The data
====
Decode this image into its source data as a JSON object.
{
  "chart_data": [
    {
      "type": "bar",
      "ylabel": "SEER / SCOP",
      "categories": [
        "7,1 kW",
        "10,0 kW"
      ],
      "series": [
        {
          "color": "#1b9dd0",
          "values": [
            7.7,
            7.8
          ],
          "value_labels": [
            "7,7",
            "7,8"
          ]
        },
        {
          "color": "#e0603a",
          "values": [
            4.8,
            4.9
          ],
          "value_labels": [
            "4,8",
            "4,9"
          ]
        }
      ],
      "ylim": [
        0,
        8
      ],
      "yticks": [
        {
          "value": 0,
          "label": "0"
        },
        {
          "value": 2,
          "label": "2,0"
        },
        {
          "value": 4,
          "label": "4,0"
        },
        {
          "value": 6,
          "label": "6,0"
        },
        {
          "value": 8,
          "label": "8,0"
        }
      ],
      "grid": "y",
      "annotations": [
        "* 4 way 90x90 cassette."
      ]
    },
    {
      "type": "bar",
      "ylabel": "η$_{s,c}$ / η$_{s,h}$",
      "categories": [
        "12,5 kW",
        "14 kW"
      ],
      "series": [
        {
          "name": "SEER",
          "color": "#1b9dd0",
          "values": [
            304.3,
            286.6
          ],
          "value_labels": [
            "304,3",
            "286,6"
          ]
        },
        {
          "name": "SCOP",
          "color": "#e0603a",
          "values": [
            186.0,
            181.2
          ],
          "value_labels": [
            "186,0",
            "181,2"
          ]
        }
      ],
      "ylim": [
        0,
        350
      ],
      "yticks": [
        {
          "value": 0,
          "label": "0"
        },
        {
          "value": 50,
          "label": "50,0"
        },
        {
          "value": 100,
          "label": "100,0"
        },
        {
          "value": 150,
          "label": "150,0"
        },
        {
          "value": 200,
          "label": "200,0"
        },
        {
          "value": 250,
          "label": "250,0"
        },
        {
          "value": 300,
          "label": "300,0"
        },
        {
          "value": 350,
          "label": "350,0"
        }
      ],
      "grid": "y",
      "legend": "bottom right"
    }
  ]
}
====
Task objective
Reproduce the material above without altering a single character.

Exercise result
Decode this image into its source data as a JSON object.
{
  "chart_data": [
    {
      "type": "bar",
      "ylabel": "SEER / SCOP",
      "categories": [
        "7,1 kW",
        "10,0 kW"
      ],
      "series": [
        {
          "color": "#1b9dd0",
          "values": [
            7.7,
            7.8
          ],
          "value_labels": [
            "7,7",
            "7,8"
          ]
        },
        {
          "color": "#e0603a",
          "values": [
            4.8,
            4.9
          ],
          "value_labels": [
            "4,8",
            "4,9"
          ]
        }
      ],
      "ylim": [
        0,
        8
      ],
      "yticks": [
        {
          "value": 0,
          "label": "0"
        },
        {
          "value": 2,
          "label": "2,0"
        },
        {
          "value": 4,
          "label": "4,0"
        },
        {
          "value": 6,
          "label": "6,0"
        },
        {
          "value": 8,
          "label": "8,0"
        }
      ],
      "grid": "y",
      "annotations": [
        "* 4 way 90x90 cassette."
      ]
    },
    {
      "type": "bar",
      "ylabel": "η$_{s,c}$ / η$_{s,h}$",
      "categories": [
        "12,5 kW",
        "14 kW"
      ],
      "series": [
        {
          "name": "SEER",
          "color": "#1b9dd0",
          "values": [
            304.3,
            286.6
          ],
          "value_labels": [
            "304,3",
            "286,6"
          ]
        },
        {
          "name": "SCOP",
          "color": "#e0603a",
          "values": [
            186.0,
            181.2
          ],
          "value_labels": [
            "186,0",
            "181,2"
          ]
        }
      ],
      "ylim": [
        0,
        350
      ],
      "yticks": [
        {
          "value": 0,
          "label": "0"
        },
        {
          "value": 50,
          "label": "50,0"
        },
        {
          "value": 100,
          "label": "100,0"
        },
        {
          "value": 150,
          "label": "150,0"
        },
        {
          "value": 200,
          "label": "200,0"
        },
        {
          "value": 250,
          "label": "250,0"
        },
        {
          "value": 300,
          "label": "300,0"
        },
        {
          "value": 350,
          "label": "350,0"
        }
      ],
      "grid": "y",
      "legend": "bottom right"
    }
  ]
}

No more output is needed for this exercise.